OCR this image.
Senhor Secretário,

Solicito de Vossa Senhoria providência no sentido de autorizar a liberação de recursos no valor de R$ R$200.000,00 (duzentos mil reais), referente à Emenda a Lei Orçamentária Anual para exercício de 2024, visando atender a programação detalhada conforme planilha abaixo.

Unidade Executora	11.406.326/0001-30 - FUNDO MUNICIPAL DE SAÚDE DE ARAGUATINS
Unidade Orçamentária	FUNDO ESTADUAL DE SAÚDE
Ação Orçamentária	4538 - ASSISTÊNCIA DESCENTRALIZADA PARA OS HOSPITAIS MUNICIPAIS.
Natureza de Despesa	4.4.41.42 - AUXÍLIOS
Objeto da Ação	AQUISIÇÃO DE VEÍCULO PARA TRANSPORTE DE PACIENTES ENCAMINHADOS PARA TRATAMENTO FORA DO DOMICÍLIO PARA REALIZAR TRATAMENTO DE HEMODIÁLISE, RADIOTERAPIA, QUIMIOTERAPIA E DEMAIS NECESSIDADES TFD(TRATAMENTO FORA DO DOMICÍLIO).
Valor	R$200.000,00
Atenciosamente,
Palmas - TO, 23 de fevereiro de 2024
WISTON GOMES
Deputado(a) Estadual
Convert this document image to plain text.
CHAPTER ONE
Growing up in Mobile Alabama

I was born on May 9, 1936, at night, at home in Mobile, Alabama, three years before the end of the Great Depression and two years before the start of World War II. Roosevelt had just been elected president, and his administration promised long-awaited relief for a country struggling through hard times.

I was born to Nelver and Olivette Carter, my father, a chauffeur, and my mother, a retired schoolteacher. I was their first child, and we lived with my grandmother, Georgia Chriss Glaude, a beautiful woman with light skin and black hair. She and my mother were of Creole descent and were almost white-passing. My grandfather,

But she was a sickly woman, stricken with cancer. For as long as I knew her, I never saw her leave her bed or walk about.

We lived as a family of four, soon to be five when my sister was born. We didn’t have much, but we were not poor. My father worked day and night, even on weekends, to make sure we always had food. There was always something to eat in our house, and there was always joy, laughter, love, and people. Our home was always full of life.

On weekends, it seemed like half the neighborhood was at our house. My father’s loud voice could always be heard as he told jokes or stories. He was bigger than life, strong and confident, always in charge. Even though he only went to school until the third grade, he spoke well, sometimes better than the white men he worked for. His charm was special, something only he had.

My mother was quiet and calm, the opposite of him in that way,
:::::
• **SET EXERCISE**:
Gather up, from the records above, each line where the word "weekends" appears.

• **RESPONSE FOR THIS EXERCISE**:
We lived as a family of four, soon to be five when my sister was born. We didn’t have much, but we were not poor. My father worked day and night, even on weekends, to make sure we always had food. There was always something to eat in our house, and there was always joy, laughter, love, and people. Our home was always full of life.
On weekends, it seemed like half the neighborhood was at our house. My father’s loud voice could always be heard as he told jokes or stories. He was bigger than life, strong and confident, always in charge. Even though he only went to school until the third grade, he spoke well, sometimes better than the white men he worked for. His charm was special, something only he had.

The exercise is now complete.